### Records provided
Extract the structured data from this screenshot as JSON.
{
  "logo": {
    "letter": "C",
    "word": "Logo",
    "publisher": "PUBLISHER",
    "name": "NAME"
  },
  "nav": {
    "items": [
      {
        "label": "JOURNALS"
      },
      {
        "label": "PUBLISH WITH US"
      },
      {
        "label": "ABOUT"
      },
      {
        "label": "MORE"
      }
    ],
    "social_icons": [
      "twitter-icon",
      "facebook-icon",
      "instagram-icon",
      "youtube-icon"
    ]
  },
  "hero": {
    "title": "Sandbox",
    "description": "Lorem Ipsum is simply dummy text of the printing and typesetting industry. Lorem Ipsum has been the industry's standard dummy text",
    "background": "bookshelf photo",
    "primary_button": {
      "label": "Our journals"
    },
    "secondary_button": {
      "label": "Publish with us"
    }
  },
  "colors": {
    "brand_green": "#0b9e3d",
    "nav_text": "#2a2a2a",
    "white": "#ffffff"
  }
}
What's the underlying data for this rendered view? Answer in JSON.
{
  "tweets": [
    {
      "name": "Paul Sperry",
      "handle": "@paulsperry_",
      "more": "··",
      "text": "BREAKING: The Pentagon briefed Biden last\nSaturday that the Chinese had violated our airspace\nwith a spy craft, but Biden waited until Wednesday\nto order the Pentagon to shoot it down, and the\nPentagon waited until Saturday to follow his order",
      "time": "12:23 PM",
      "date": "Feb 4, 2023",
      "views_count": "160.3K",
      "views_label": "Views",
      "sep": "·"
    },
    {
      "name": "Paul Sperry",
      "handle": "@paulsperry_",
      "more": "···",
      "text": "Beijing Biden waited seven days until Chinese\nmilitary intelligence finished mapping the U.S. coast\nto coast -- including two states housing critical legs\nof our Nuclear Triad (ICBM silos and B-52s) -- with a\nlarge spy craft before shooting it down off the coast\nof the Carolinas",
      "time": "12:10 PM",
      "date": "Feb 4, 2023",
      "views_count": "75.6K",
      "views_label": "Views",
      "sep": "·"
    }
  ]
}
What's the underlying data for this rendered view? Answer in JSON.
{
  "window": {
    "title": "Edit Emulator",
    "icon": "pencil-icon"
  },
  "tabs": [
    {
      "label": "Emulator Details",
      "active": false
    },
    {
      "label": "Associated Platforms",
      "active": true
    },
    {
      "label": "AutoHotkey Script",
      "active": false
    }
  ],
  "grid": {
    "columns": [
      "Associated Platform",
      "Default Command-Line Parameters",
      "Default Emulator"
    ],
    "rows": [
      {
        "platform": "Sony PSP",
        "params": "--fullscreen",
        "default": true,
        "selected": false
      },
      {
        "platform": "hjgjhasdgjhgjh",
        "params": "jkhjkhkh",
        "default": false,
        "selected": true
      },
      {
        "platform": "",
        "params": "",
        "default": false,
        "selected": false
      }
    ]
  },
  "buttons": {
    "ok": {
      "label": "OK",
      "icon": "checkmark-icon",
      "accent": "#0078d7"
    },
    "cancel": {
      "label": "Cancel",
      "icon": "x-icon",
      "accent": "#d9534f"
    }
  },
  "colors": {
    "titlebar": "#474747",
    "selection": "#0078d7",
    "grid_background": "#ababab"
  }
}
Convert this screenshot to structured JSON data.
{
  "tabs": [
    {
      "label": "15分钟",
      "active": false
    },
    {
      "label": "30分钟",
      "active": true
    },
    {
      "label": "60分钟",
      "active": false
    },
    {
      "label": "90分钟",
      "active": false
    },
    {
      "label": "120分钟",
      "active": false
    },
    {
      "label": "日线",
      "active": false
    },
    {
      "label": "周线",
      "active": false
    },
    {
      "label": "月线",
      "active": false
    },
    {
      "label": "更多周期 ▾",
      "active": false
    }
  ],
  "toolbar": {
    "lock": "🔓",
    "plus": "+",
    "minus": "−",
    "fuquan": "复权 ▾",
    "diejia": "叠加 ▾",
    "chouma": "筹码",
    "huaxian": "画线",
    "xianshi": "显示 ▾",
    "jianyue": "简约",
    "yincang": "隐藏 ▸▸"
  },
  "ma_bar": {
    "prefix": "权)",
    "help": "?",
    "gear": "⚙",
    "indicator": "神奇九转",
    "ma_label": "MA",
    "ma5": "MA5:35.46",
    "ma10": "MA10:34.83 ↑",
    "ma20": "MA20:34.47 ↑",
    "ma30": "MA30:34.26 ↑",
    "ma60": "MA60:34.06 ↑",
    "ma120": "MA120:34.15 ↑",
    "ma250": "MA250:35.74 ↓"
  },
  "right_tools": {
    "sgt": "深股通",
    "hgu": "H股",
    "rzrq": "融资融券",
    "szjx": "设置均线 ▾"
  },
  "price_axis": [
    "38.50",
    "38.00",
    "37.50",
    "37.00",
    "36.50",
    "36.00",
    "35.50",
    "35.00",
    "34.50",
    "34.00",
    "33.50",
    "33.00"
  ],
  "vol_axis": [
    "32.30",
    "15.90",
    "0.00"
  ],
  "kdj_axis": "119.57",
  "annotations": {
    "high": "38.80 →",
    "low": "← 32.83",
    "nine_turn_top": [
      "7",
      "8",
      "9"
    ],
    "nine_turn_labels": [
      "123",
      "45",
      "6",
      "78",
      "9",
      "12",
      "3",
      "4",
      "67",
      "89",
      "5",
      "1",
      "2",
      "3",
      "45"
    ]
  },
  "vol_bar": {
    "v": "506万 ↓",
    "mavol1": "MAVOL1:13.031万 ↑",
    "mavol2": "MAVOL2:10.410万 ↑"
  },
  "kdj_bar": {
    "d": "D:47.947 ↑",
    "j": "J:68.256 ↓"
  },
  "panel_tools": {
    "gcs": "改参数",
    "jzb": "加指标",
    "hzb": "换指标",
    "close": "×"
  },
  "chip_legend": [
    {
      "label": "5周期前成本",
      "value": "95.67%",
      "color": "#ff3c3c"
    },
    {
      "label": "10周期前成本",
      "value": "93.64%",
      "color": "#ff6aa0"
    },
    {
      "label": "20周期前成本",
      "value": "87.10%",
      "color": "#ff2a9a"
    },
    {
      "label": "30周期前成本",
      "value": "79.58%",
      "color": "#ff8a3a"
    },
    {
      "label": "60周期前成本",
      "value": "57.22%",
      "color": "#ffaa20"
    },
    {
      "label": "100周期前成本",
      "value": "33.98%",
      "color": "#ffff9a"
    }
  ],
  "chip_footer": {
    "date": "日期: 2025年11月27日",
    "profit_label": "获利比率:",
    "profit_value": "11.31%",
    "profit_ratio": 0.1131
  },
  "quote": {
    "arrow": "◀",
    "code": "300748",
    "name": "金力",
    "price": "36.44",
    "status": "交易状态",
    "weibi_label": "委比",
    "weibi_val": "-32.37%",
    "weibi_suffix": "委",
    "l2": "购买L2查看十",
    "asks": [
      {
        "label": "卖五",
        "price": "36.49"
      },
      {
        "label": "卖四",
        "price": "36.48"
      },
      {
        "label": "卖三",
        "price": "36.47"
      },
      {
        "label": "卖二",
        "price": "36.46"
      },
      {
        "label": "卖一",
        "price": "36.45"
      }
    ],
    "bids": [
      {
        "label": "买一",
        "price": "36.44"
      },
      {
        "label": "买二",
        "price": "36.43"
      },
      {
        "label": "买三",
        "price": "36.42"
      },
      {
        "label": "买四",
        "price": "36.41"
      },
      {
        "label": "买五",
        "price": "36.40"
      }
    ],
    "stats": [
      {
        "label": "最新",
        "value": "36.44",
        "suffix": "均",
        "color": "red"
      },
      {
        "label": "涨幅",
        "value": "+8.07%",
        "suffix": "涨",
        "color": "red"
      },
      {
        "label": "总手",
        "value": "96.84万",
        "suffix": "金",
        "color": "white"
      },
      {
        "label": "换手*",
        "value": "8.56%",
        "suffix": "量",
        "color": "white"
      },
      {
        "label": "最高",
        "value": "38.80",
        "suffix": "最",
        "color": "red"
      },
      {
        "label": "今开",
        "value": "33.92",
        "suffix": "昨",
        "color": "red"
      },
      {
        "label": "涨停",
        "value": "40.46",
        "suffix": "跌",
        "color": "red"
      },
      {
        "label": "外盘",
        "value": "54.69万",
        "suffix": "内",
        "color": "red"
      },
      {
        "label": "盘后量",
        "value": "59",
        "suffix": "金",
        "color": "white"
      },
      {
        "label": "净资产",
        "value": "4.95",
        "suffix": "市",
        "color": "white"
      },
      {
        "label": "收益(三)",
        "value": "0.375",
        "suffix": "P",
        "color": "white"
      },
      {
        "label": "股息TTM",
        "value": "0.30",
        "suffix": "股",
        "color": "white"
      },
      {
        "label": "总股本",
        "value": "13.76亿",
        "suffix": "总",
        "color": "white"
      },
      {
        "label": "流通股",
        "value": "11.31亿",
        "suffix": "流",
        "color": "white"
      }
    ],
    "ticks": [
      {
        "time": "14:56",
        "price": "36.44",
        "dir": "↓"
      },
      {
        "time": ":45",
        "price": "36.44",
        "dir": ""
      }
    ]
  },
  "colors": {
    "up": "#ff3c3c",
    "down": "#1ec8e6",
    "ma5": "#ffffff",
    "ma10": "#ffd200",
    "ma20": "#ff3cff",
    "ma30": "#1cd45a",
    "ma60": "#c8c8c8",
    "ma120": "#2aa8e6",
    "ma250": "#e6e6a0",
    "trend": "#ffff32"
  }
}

### Problem to work on
The word "Emulator" may turn up on some lines of these records; say how many, with no other words.

### Correct answer
3